(WORK TO COMPLETE) The data must be returned in full and exactly as given.

(ROWS)
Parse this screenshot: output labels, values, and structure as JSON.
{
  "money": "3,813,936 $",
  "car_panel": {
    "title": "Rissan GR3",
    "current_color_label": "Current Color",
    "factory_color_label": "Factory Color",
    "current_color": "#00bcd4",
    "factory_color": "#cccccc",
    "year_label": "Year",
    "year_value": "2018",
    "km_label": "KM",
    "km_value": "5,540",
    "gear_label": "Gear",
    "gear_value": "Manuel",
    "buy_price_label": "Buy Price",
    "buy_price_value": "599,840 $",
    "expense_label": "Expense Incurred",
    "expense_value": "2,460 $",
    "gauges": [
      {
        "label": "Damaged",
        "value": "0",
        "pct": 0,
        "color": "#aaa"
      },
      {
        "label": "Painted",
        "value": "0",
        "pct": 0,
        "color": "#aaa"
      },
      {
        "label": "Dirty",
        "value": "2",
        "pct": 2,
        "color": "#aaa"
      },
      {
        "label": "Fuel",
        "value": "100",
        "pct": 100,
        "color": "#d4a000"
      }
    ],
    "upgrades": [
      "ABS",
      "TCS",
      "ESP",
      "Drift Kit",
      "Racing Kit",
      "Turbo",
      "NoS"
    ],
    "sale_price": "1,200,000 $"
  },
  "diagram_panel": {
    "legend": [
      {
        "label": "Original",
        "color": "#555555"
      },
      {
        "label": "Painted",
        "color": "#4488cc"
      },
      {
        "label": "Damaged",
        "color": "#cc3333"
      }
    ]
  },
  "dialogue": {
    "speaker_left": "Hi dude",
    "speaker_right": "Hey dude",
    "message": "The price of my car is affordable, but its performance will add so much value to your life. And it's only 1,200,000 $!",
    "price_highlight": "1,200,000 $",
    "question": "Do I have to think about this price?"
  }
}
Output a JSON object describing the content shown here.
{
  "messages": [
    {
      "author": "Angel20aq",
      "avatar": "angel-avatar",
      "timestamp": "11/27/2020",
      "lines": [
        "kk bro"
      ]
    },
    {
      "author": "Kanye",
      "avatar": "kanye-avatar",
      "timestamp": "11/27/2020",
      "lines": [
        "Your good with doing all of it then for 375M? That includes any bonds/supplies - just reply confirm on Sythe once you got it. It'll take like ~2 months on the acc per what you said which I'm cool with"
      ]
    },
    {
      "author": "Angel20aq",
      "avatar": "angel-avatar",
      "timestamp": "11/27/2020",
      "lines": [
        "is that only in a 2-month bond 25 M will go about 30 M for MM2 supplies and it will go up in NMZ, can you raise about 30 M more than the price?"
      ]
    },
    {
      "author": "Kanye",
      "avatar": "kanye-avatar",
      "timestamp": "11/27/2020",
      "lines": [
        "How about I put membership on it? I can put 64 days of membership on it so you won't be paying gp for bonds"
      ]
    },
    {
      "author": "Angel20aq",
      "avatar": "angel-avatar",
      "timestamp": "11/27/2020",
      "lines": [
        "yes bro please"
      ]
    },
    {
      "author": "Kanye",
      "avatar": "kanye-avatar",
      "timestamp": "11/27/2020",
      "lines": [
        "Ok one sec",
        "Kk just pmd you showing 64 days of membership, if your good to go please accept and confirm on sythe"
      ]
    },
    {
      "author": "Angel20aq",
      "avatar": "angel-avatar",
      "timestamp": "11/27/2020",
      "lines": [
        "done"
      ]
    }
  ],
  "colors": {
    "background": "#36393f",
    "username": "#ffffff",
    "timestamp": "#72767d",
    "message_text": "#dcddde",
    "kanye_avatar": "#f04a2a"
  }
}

(SOLUTION TO THIS TASK)
Parse this screenshot: output labels, values, and structure as JSON.
{
  "money": "3,813,936 $",
  "car_panel": {
    "title": "Rissan GR3",
    "current_color_label": "Current Color",
    "factory_color_label": "Factory Color",
    "current_color": "#00bcd4",
    "factory_color": "#cccccc",
    "year_label": "Year",
    "year_value": "2018",
    "km_label": "KM",
    "km_value": "5,540",
    "gear_label": "Gear",
    "gear_value": "Manuel",
    "buy_price_label": "Buy Price",
    "buy_price_value": "599,840 $",
    "expense_label": "Expense Incurred",
    "expense_value": "2,460 $",
    "gauges": [
      {
        "label": "Damaged",
        "value": "0",
        "pct": 0,
        "color": "#aaa"
      },
      {
        "label": "Painted",
        "value": "0",
        "pct": 0,
        "color": "#aaa"
      },
      {
        "label": "Dirty",
        "value": "2",
        "pct": 2,
        "color": "#aaa"
      },
      {
        "label": "Fuel",
        "value": "100",
        "pct": 100,
        "color": "#d4a000"
      }
    ],
    "upgrades": [
      "ABS",
      "TCS",
      "ESP",
      "Drift Kit",
      "Racing Kit",
      "Turbo",
      "NoS"
    ],
    "sale_price": "1,200,000 $"
  },
  "diagram_panel": {
    "legend": [
      {
        "label": "Original",
        "color": "#555555"
      },
      {
        "label": "Painted",
        "color": "#4488cc"
      },
      {
        "label": "Damaged",
        "color": "#cc3333"
      }
    ]
  },
  "dialogue": {
    "speaker_left": "Hi dude",
    "speaker_right": "Hey dude",
    "message": "The price of my car is affordable, but its performance will add so much value to your life. And it's only 1,200,000 $!",
    "price_highlight": "1,200,000 $",
    "question": "Do I have to think about this price?"
  }
}
Output a JSON object describing the content shown here.
{
  "messages": [
    {
      "author": "Angel20aq",
      "avatar": "angel-avatar",
      "timestamp": "11/27/2020",
      "lines": [
        "kk bro"
      ]
    },
    {
      "author": "Kanye",
      "avatar": "kanye-avatar",
      "timestamp": "11/27/2020",
      "lines": [
        "Your good with doing all of it then for 375M? That includes any bonds/supplies - just reply confirm on Sythe once you got it. It'll take like ~2 months on the acc per what you said which I'm cool with"
      ]
    },
    {
      "author": "Angel20aq",
      "avatar": "angel-avatar",
      "timestamp": "11/27/2020",
      "lines": [
        "is that only in a 2-month bond 25 M will go about 30 M for MM2 supplies and it will go up in NMZ, can you raise about 30 M more than the price?"
      ]
    },
    {
      "author": "Kanye",
      "avatar": "kanye-avatar",
      "timestamp": "11/27/2020",
      "lines": [
        "How about I put membership on it? I can put 64 days of membership on it so you won't be paying gp for bonds"
      ]
    },
    {
      "author": "Angel20aq",
      "avatar": "angel-avatar",
      "timestamp": "11/27/2020",
      "lines": [
        "yes bro please"
      ]
    },
    {
      "author": "Kanye",
      "avatar": "kanye-avatar",
      "timestamp": "11/27/2020",
      "lines": [
        "Ok one sec",
        "Kk just pmd you showing 64 days of membership, if your good to go please accept and confirm on sythe"
      ]
    },
    {
      "author": "Angel20aq",
      "avatar": "angel-avatar",
      "timestamp": "11/27/2020",
      "lines": [
        "done"
      ]
    }
  ],
  "colors": {
    "background": "#36393f",
    "username": "#ffffff",
    "timestamp": "#72767d",
    "message_text": "#dcddde",
    "kanye_avatar": "#f04a2a"
  }
}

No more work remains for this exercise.